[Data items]
== == ==

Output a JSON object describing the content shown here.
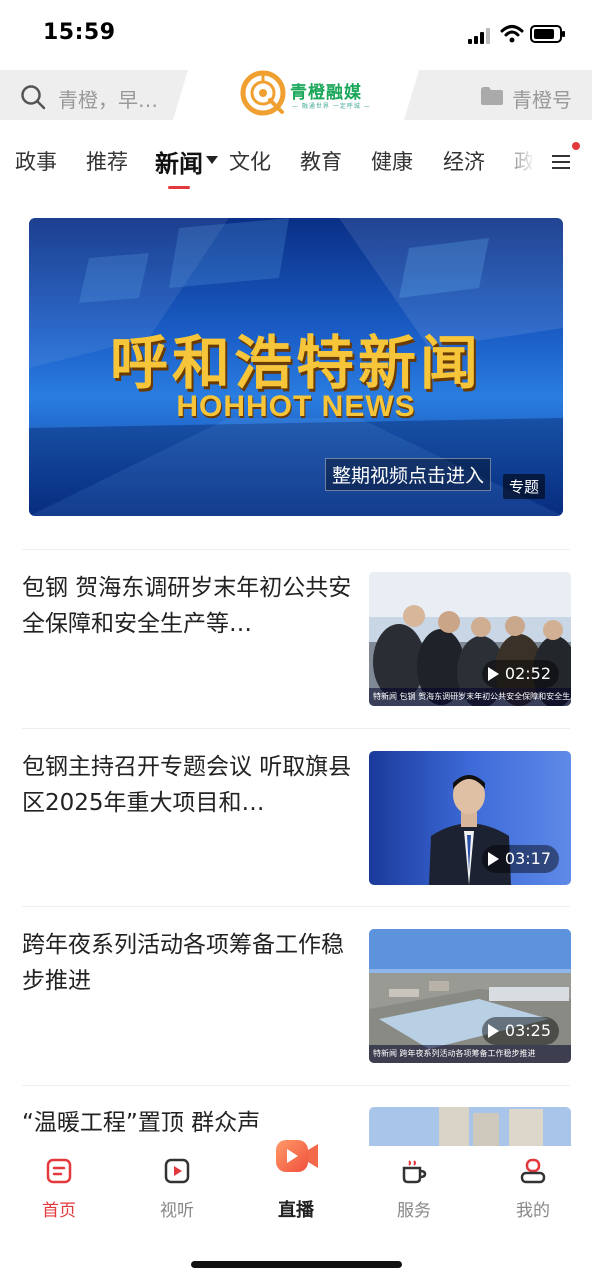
{
  "status": {
    "time": "15:59"
  },
  "header": {
    "search_placeholder": "青橙，早…",
    "logo_text": "青橙融媒",
    "logo_sub": "— 融通世界 一定呼城 —",
    "account_label": "青橙号"
  },
  "tabs": [
    {
      "label": "政事"
    },
    {
      "label": "推荐"
    },
    {
      "label": "新闻",
      "active": true
    },
    {
      "label": "文化"
    },
    {
      "label": "教育"
    },
    {
      "label": "健康"
    },
    {
      "label": "经济"
    },
    {
      "label": "政"
    }
  ],
  "banner": {
    "title": "呼和浩特新闻",
    "subtitle": "HOHHOT NEWS",
    "cta": "整期视频点击进入",
    "tag": "专题"
  },
  "news": [
    {
      "title": "包钢 贺海东调研岁末年初公共安全保障和安全生产等…",
      "duration": "02:52",
      "caption": "特新闻  包钢 贺海东调研岁末年初公共安全保障和安全生产等工作"
    },
    {
      "title": "包钢主持召开专题会议 听取旗县区2025年重大项目和…",
      "duration": "03:17"
    },
    {
      "title": "跨年夜系列活动各项筹备工作稳步推进",
      "duration": "03:25",
      "caption": "特新闻  跨年夜系列活动各项筹备工作稳步推进"
    },
    {
      "title": "“温暖工程”置顶 群众声"
    }
  ],
  "bottom_nav": [
    {
      "label": "首页",
      "icon": "home-icon",
      "active": true
    },
    {
      "label": "视听",
      "icon": "video-icon"
    },
    {
      "label": "直播",
      "icon": "live-icon"
    },
    {
      "label": "服务",
      "icon": "cup-icon"
    },
    {
      "label": "我的",
      "icon": "user-icon"
    }
  ],
  "colors": {
    "accent": "#e4393c",
    "brand": "#1aa75a",
    "logo_orange": "#f0a030"
  }
}
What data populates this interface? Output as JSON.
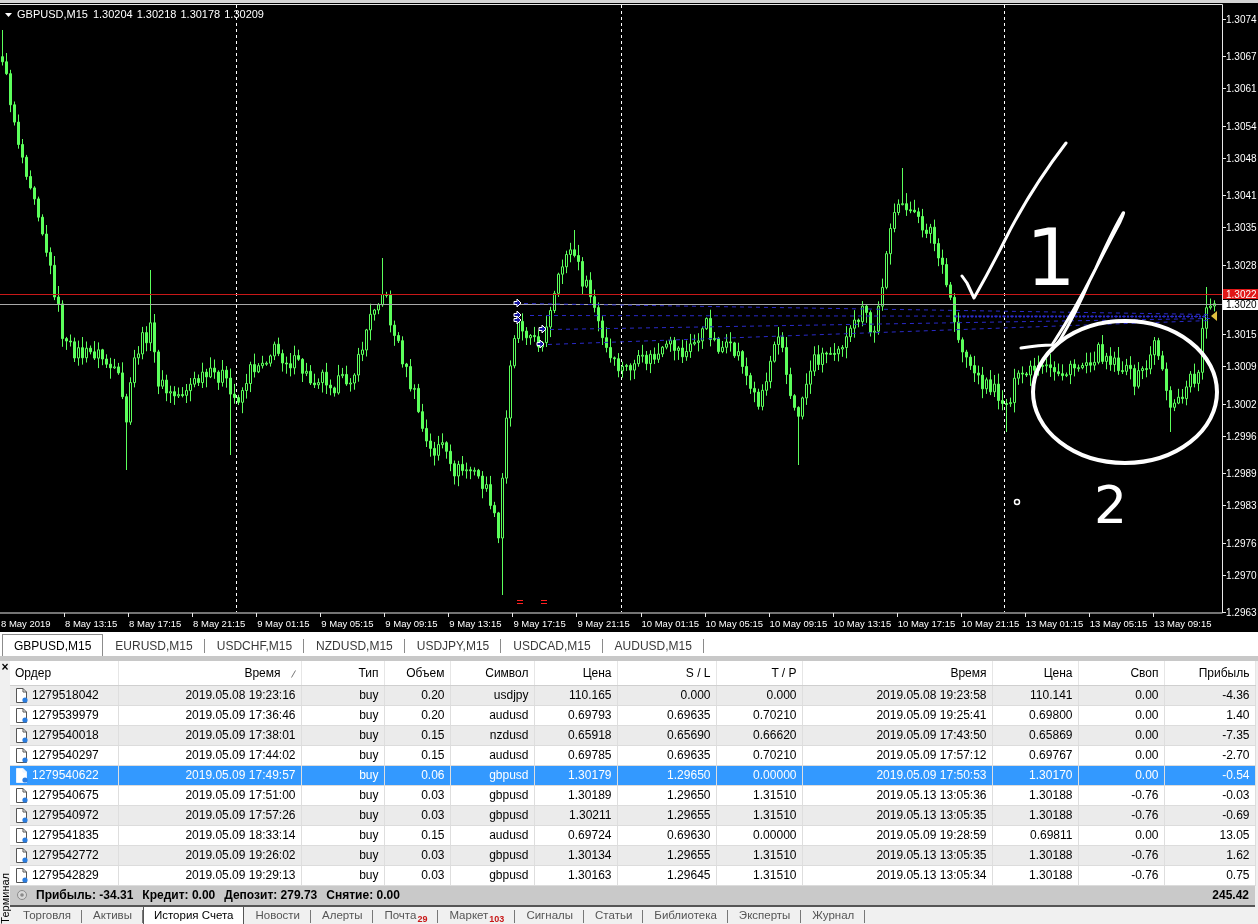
{
  "chart": {
    "symbol": "GBPUSD,M15",
    "quotes": [
      "1.30204",
      "1.30218",
      "1.30178",
      "1.30209"
    ],
    "price_labels": [
      "1.3074",
      "1.3067",
      "1.3061",
      "1.3054",
      "1.3048",
      "1.3041",
      "1.3035",
      "1.3028",
      "1.3015",
      "1.3009",
      "1.3002",
      "1.2996",
      "1.2989",
      "1.2983",
      "1.2976",
      "1.2970",
      "1.2963"
    ],
    "ask_label": "1.3022",
    "bid_label": "1.3020",
    "time_labels": [
      "8 May 2019",
      "8 May 13:15",
      "8 May 17:15",
      "8 May 21:15",
      "9 May 01:15",
      "9 May 05:15",
      "9 May 09:15",
      "9 May 13:15",
      "9 May 17:15",
      "9 May 21:15",
      "10 May 01:15",
      "10 May 05:15",
      "10 May 09:15",
      "10 May 13:15",
      "10 May 17:15",
      "10 May 21:15",
      "13 May 01:15",
      "13 May 05:15",
      "13 May 09:15"
    ],
    "annotations": [
      "1",
      "2"
    ]
  },
  "chart_tabs": [
    {
      "label": "GBPUSD,M15",
      "selected": true
    },
    {
      "label": "EURUSD,M15",
      "selected": false
    },
    {
      "label": "USDCHF,M15",
      "selected": false
    },
    {
      "label": "NZDUSD,M15",
      "selected": false
    },
    {
      "label": "USDJPY,M15",
      "selected": false
    },
    {
      "label": "USDCAD,M15",
      "selected": false
    },
    {
      "label": "AUDUSD,M15",
      "selected": false
    }
  ],
  "terminal": {
    "close_label": "×",
    "title": "Терминал",
    "columns": [
      {
        "label": "Ордер",
        "sorted": false
      },
      {
        "label": "Время",
        "sorted": true
      },
      {
        "label": "Тип",
        "sorted": false
      },
      {
        "label": "Объем",
        "sorted": false
      },
      {
        "label": "Символ",
        "sorted": false
      },
      {
        "label": "Цена",
        "sorted": false
      },
      {
        "label": "S / L",
        "sorted": false
      },
      {
        "label": "T / P",
        "sorted": false
      },
      {
        "label": "Время",
        "sorted": false
      },
      {
        "label": "Цена",
        "sorted": false
      },
      {
        "label": "Своп",
        "sorted": false
      },
      {
        "label": "Прибыль",
        "sorted": false
      }
    ],
    "rows": [
      {
        "selected": false,
        "cells": [
          "1279518042",
          "2019.05.08 19:23:16",
          "buy",
          "0.20",
          "usdjpy",
          "110.165",
          "0.000",
          "0.000",
          "2019.05.08 19:23:58",
          "110.141",
          "0.00",
          "-4.36"
        ]
      },
      {
        "selected": false,
        "cells": [
          "1279539979",
          "2019.05.09 17:36:46",
          "buy",
          "0.20",
          "audusd",
          "0.69793",
          "0.69635",
          "0.70210",
          "2019.05.09 19:25:41",
          "0.69800",
          "0.00",
          "1.40"
        ]
      },
      {
        "selected": false,
        "cells": [
          "1279540018",
          "2019.05.09 17:38:01",
          "buy",
          "0.15",
          "nzdusd",
          "0.65918",
          "0.65690",
          "0.66620",
          "2019.05.09 17:43:50",
          "0.65869",
          "0.00",
          "-7.35"
        ]
      },
      {
        "selected": false,
        "cells": [
          "1279540297",
          "2019.05.09 17:44:02",
          "buy",
          "0.15",
          "audusd",
          "0.69785",
          "0.69635",
          "0.70210",
          "2019.05.09 17:57:12",
          "0.69767",
          "0.00",
          "-2.70"
        ]
      },
      {
        "selected": true,
        "cells": [
          "1279540622",
          "2019.05.09 17:49:57",
          "buy",
          "0.06",
          "gbpusd",
          "1.30179",
          "1.29650",
          "0.00000",
          "2019.05.09 17:50:53",
          "1.30170",
          "0.00",
          "-0.54"
        ]
      },
      {
        "selected": false,
        "cells": [
          "1279540675",
          "2019.05.09 17:51:00",
          "buy",
          "0.03",
          "gbpusd",
          "1.30189",
          "1.29650",
          "1.31510",
          "2019.05.13 13:05:36",
          "1.30188",
          "-0.76",
          "-0.03"
        ]
      },
      {
        "selected": false,
        "cells": [
          "1279540972",
          "2019.05.09 17:57:26",
          "buy",
          "0.03",
          "gbpusd",
          "1.30211",
          "1.29655",
          "1.31510",
          "2019.05.13 13:05:35",
          "1.30188",
          "-0.76",
          "-0.69"
        ]
      },
      {
        "selected": false,
        "cells": [
          "1279541835",
          "2019.05.09 18:33:14",
          "buy",
          "0.15",
          "audusd",
          "0.69724",
          "0.69630",
          "0.00000",
          "2019.05.09 19:28:59",
          "0.69811",
          "0.00",
          "13.05"
        ]
      },
      {
        "selected": false,
        "cells": [
          "1279542772",
          "2019.05.09 19:26:02",
          "buy",
          "0.03",
          "gbpusd",
          "1.30134",
          "1.29655",
          "1.31510",
          "2019.05.13 13:05:35",
          "1.30188",
          "-0.76",
          "1.62"
        ]
      },
      {
        "selected": false,
        "cells": [
          "1279542829",
          "2019.05.09 19:29:13",
          "buy",
          "0.03",
          "gbpusd",
          "1.30163",
          "1.29645",
          "1.31510",
          "2019.05.13 13:05:34",
          "1.30188",
          "-0.76",
          "0.75"
        ]
      }
    ],
    "summary": [
      "Прибыль: -34.31",
      "Кредит: 0.00",
      "Депозит: 279.73",
      "Снятие: 0.00"
    ],
    "total": "245.42",
    "tabs": [
      {
        "label": "Торговля",
        "selected": false
      },
      {
        "label": "Активы",
        "selected": false
      },
      {
        "label": "История Счета",
        "selected": true
      },
      {
        "label": "Новости",
        "selected": false
      },
      {
        "label": "Алерты",
        "selected": false
      },
      {
        "label": "Почта",
        "badge": "29",
        "selected": false
      },
      {
        "label": "Маркет",
        "badge": "103",
        "selected": false
      },
      {
        "label": "Сигналы",
        "selected": false
      },
      {
        "label": "Статьи",
        "selected": false
      },
      {
        "label": "Библиотека",
        "selected": false
      },
      {
        "label": "Эксперты",
        "selected": false
      },
      {
        "label": "Журнал",
        "selected": false
      }
    ]
  }
}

== == ==

- AIM
Keep only the lines that hold the string "JSON", and copy them out.

- WRITTEN REPLY
Output a JSON object describing the content shown here.
What data populates this interface? Output as JSON.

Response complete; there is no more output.